___ Testo riportato ___
Con ciò, il silenziamento risulta interimplicato con il riconoscimento e il lavoro sulle assenze; infatti, silenziamento è ridurre al silenzio, il quale, come sostiene Serres, espande, rimuove i confini, conduce al mondo (M. Serres, Statues, cit., pp. 226-228), e così facendo catalizza il riconoscimento della molteplicità, della varietà, della possibilità, delle zone interstiziali, delle interazioni delle cose e dell’umano in co-appartenenza con loro.
___
• Domande di studio
1) Nel testo riportato, a chi è attribuita l'idea che il silenzio espanda, rimuova i confini e conduca al mondo?
2) Traduci in inglese la frase del testo riportato: "Con ciò, il silenziamento risulta interimplicato con il riconoscimento e il lavoro sulle assenze; infatti, silenziamento è ridurre al silenzio, il quale, come sostiene Serres, espande, rimuove i confini, conduce al mondo (M. Serres, Statues, cit., pp. 226-228), e così facendo catalizza il riconoscimento della molteplicità, della varietà, della possibilità, delle zone interstiziali, delle interazioni delle cose e dell’umano in co-appartenenza con loro."
3) Restituisci senza alcuna modifica la parte del testo riportato che va da "Con ciò, il" fino a "co-appartenenza con loro.".
___ Dati estratti ___
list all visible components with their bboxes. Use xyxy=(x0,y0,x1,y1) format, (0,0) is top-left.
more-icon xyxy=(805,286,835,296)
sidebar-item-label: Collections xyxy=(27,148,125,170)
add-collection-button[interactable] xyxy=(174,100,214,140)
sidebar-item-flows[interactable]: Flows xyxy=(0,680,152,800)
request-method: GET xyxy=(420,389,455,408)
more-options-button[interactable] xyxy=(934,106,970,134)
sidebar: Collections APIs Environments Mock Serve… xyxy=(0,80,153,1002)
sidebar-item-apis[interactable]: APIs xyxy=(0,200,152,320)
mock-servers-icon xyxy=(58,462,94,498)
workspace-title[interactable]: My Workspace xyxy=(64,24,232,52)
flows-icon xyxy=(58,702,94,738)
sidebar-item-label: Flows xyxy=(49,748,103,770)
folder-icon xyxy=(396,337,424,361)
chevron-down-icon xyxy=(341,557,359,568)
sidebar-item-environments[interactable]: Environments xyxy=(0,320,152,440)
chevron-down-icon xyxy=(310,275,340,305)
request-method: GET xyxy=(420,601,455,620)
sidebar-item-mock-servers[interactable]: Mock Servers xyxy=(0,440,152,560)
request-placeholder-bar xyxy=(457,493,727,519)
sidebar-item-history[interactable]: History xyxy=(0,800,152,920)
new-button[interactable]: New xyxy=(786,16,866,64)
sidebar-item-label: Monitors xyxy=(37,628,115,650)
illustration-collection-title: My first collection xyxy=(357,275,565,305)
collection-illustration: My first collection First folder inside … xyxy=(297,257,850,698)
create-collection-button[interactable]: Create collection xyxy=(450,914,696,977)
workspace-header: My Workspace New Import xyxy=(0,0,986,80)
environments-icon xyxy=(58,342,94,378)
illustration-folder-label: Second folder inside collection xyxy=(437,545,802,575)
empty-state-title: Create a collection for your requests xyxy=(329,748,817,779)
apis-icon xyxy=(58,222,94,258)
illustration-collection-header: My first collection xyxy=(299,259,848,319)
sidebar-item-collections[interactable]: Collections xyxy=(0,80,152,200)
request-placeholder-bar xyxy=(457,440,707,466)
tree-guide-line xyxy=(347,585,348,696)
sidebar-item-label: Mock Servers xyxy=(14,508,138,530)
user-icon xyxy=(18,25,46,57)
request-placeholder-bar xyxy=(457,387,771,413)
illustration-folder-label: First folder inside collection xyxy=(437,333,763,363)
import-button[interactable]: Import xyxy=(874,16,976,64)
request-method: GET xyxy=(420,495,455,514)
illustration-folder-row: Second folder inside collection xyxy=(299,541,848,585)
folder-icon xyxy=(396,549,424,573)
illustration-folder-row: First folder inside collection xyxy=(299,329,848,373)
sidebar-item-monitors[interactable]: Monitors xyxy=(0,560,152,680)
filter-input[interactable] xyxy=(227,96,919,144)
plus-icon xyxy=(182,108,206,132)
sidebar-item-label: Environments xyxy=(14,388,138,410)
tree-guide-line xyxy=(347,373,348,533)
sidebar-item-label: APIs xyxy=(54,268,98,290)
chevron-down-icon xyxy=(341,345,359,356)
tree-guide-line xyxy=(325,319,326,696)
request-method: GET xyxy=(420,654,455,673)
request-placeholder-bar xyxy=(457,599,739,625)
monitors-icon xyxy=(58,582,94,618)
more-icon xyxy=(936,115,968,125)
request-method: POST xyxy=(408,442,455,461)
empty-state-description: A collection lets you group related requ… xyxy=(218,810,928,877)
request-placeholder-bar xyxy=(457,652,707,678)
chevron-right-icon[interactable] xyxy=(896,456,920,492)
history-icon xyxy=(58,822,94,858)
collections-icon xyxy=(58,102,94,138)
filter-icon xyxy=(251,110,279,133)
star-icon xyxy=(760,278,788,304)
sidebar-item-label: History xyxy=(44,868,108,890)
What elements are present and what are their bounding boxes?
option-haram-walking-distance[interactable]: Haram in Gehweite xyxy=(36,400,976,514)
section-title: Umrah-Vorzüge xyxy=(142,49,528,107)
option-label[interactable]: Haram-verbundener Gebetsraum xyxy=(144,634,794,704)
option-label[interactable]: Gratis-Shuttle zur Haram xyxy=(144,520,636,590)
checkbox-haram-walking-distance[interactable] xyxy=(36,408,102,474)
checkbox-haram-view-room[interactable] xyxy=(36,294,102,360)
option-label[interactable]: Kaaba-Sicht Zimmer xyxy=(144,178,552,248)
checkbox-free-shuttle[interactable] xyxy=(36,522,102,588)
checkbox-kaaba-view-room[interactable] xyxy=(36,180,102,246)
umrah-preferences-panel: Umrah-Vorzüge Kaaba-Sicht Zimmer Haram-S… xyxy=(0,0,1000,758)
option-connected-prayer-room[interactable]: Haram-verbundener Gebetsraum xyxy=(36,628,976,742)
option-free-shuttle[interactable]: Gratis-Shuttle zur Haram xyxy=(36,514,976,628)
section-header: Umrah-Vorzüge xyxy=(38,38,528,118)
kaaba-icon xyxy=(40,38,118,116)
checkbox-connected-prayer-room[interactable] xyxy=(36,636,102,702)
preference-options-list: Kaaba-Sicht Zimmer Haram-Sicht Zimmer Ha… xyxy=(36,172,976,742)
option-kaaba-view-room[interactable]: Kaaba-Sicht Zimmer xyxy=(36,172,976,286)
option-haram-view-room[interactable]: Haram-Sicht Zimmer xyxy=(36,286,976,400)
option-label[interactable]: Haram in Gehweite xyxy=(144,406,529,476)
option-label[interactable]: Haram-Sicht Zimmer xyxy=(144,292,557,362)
___
• Soluzioni
1) A Serres.

2) Thus, silencing turns out to be interimplicated with recognition and with the work on absences; indeed, silencing is reducing to silence, which, as Serres argues, expands, removes boundaries, leads to the world (M. Serres, Statues, cit., pp. 226-228), and in so doing catalyzes the recognition of multiplicity, of variety, of possibility, of interstitial zones, of the interactions of things and of the human in co-belonging with them.

3)
Con ciò, il silenziamento risulta interimplicato con il riconoscimento e il lavoro sulle assenze; infatti, silenziamento è ridurre al silenzio, il quale, come sostiene Serres, espande, rimuove i confini, conduce al mondo (M. Serres, Statues, cit., pp. 226-228), e così facendo catalizza il riconoscimento della molteplicità, della varietà, della possibilità, delle zone interstiziali, delle interazioni delle cose e dell’umano in co-appartenenza con loro.